▸ **What is asked**
Filter for the word "protons" and keep each matching line.

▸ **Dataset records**
::::::

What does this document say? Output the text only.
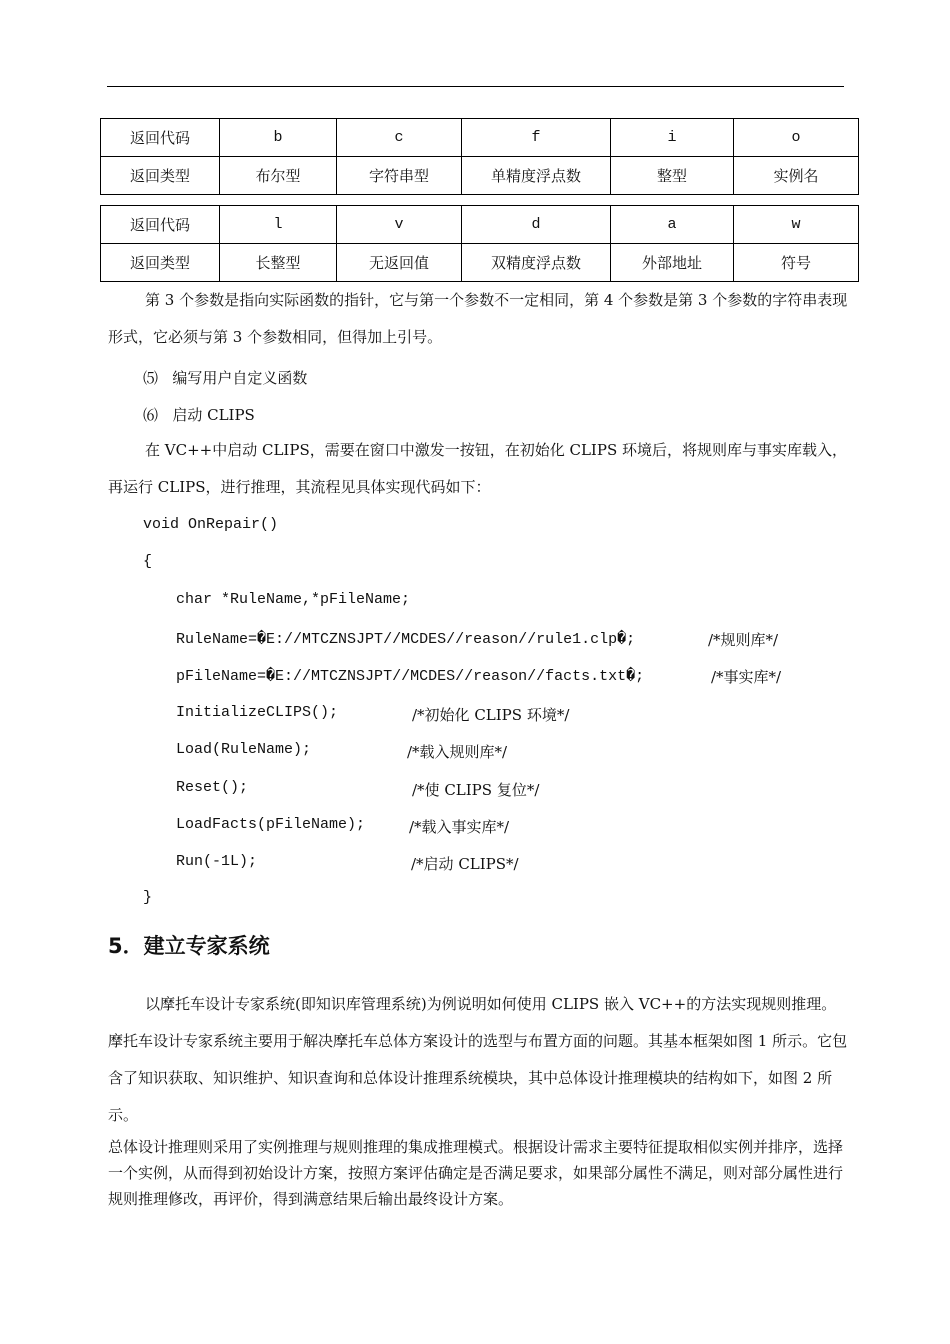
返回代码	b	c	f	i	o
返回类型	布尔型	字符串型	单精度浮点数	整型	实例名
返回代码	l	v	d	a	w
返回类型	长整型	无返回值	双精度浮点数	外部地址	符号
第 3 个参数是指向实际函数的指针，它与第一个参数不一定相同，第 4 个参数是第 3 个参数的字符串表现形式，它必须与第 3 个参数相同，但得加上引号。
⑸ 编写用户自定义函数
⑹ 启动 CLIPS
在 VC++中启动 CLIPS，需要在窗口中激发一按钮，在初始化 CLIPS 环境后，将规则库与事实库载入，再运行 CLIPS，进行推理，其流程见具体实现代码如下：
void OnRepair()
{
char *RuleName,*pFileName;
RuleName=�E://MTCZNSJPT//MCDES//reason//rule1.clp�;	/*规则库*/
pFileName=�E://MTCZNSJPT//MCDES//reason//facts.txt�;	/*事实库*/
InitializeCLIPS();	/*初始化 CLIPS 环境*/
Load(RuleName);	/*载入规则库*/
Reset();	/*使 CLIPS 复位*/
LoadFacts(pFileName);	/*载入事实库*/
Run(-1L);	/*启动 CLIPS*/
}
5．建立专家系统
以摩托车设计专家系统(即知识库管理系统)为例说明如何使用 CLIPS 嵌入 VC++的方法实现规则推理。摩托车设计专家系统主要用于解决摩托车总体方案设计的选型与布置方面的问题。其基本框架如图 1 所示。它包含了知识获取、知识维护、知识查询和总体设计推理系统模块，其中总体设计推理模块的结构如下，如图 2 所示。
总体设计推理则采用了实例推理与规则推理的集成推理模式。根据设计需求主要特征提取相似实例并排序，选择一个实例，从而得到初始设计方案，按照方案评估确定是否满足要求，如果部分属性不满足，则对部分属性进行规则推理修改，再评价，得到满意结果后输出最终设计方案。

::::::

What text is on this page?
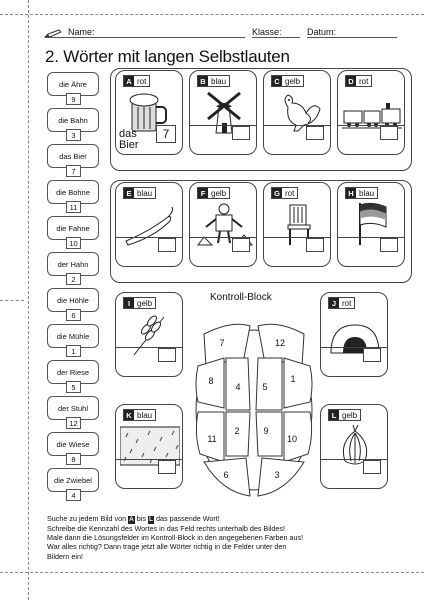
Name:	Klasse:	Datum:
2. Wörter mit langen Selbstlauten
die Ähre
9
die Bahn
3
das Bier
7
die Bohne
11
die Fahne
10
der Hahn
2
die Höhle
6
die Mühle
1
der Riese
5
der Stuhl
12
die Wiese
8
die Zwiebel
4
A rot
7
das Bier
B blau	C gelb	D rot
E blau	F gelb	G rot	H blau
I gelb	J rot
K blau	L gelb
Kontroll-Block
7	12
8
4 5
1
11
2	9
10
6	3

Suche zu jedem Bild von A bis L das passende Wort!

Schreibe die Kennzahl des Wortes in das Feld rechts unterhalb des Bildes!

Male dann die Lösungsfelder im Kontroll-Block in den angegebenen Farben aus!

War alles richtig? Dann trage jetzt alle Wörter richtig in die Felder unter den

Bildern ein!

::::::

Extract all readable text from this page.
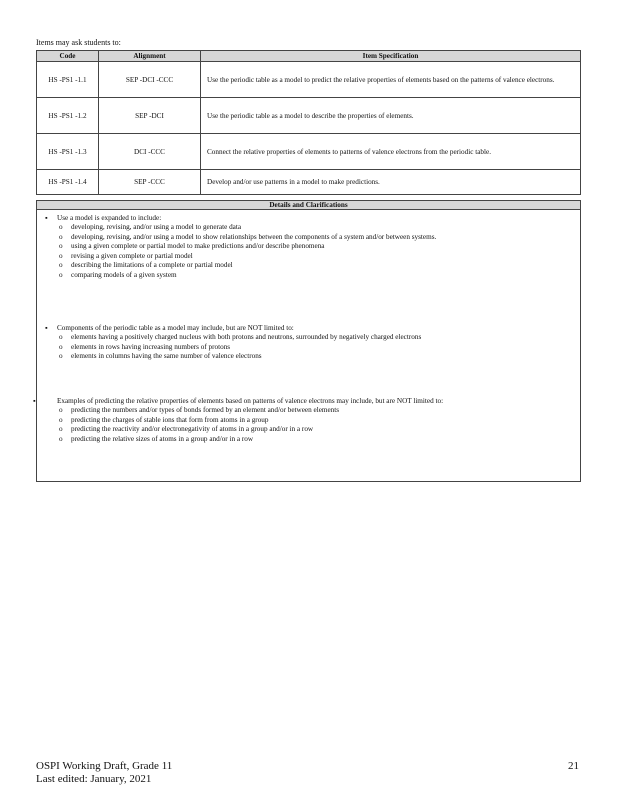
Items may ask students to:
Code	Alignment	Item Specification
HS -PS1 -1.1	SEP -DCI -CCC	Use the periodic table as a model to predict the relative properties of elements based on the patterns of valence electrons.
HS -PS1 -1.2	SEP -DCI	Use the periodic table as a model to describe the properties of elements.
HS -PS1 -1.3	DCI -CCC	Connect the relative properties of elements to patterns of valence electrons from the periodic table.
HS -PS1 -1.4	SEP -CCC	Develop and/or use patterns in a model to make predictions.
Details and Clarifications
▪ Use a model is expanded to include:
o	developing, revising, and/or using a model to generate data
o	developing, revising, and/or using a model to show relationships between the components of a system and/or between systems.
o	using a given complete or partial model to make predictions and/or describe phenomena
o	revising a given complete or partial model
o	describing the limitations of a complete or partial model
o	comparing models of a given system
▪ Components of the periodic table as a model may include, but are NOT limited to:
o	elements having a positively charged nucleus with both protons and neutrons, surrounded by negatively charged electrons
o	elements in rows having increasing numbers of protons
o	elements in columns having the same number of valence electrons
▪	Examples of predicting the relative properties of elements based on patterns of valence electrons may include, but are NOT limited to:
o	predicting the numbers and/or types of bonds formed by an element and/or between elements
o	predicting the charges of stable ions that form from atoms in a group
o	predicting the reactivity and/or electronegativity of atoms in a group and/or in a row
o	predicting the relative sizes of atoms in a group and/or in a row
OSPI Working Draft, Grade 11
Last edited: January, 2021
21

::::::

▸ **Answer to this problem**
o	elements having a positively charged nucleus with both protons and neutrons, surrounded by negatively charged electrons
o	elements in rows having increasing numbers of protons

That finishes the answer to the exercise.